Requirements: Copy out the entries below in full and exactly.

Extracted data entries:
+++
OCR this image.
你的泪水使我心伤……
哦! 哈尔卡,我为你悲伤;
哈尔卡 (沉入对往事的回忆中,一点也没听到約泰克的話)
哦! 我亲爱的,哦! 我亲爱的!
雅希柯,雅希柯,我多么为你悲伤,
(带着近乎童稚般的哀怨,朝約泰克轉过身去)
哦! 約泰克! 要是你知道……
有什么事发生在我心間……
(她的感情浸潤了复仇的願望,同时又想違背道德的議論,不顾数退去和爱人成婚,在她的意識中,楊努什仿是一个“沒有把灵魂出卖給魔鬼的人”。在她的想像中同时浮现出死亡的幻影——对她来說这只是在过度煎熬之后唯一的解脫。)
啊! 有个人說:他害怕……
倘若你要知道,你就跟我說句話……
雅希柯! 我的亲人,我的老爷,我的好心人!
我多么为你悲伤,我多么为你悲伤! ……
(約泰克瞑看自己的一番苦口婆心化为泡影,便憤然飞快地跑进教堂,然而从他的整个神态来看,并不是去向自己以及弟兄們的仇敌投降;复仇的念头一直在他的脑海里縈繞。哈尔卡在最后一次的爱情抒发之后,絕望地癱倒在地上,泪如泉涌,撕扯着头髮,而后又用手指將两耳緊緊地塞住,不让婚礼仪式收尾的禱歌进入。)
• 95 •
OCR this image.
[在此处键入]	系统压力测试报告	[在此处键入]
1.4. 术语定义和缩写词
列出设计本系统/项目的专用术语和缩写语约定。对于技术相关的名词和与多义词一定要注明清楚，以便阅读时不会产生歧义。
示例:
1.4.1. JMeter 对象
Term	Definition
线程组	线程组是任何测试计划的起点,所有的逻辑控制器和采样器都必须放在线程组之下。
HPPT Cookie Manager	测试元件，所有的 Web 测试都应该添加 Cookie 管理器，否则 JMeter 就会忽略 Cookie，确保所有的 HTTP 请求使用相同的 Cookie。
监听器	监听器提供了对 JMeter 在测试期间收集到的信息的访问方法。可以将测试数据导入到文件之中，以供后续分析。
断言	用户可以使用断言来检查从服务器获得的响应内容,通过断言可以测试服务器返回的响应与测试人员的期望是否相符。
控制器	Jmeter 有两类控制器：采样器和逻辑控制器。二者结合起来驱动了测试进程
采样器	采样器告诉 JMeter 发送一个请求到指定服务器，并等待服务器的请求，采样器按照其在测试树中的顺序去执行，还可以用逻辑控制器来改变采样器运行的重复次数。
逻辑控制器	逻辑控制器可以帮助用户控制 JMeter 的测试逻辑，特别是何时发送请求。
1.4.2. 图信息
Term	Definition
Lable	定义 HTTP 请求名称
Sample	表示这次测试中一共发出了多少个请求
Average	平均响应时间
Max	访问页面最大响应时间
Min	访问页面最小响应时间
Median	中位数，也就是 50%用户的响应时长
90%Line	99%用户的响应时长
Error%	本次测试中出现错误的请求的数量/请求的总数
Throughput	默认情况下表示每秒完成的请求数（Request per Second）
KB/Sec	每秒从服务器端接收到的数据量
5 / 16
+++
The completed task:
OCR this image.
你的泪水使我心伤……
哦! 哈尔卡,我为你悲伤;
哈尔卡 (沉入对往事的回忆中,一点也没听到約泰克的話)
哦! 我亲爱的,哦! 我亲爱的!
雅希柯,雅希柯,我多么为你悲伤,
(带着近乎童稚般的哀怨,朝約泰克轉过身去)
哦! 約泰克! 要是你知道……
有什么事发生在我心間……
(她的感情浸潤了复仇的願望,同时又想違背道德的議論,不顾数退去和爱人成婚,在她的意識中,楊努什仿是一个“沒有把灵魂出卖給魔鬼的人”。在她的想像中同时浮现出死亡的幻影——对她来說这只是在过度煎熬之后唯一的解脫。)
啊! 有个人說:他害怕……
倘若你要知道,你就跟我說句話……
雅希柯! 我的亲人,我的老爷,我的好心人!
我多么为你悲伤,我多么为你悲伤! ……
(約泰克瞑看自己的一番苦口婆心化为泡影,便憤然飞快地跑进教堂,然而从他的整个神态来看,并不是去向自己以及弟兄們的仇敌投降;复仇的念头一直在他的脑海里縈繞。哈尔卡在最后一次的爱情抒发之后,絕望地癱倒在地上,泪如泉涌,撕扯着头髮,而后又用手指將两耳緊緊地塞住,不让婚礼仪式收尾的禱歌进入。)
• 95 •
OCR this image.
[在此处键入]	系统压力测试报告	[在此处键入]
1.4. 术语定义和缩写词
列出设计本系统/项目的专用术语和缩写语约定。对于技术相关的名词和与多义词一定要注明清楚，以便阅读时不会产生歧义。
示例:
1.4.1. JMeter 对象
Term	Definition
线程组	线程组是任何测试计划的起点,所有的逻辑控制器和采样器都必须放在线程组之下。
HPPT Cookie Manager	测试元件，所有的 Web 测试都应该添加 Cookie 管理器，否则 JMeter 就会忽略 Cookie，确保所有的 HTTP 请求使用相同的 Cookie。
监听器	监听器提供了对 JMeter 在测试期间收集到的信息的访问方法。可以将测试数据导入到文件之中，以供后续分析。
断言	用户可以使用断言来检查从服务器获得的响应内容,通过断言可以测试服务器返回的响应与测试人员的期望是否相符。
控制器	Jmeter 有两类控制器：采样器和逻辑控制器。二者结合起来驱动了测试进程
采样器	采样器告诉 JMeter 发送一个请求到指定服务器，并等待服务器的请求，采样器按照其在测试树中的顺序去执行，还可以用逻辑控制器来改变采样器运行的重复次数。
逻辑控制器	逻辑控制器可以帮助用户控制 JMeter 的测试逻辑，特别是何时发送请求。
1.4.2. 图信息
Term	Definition
Lable	定义 HTTP 请求名称
Sample	表示这次测试中一共发出了多少个请求
Average	平均响应时间
Max	访问页面最大响应时间
Min	访问页面最小响应时间
Median	中位数，也就是 50%用户的响应时长
90%Line	99%用户的响应时长
Error%	本次测试中出现错误的请求的数量/请求的总数
Throughput	默认情况下表示每秒完成的请求数（Request per Second）
KB/Sec	每秒从服务器端接收到的数据量
5 / 16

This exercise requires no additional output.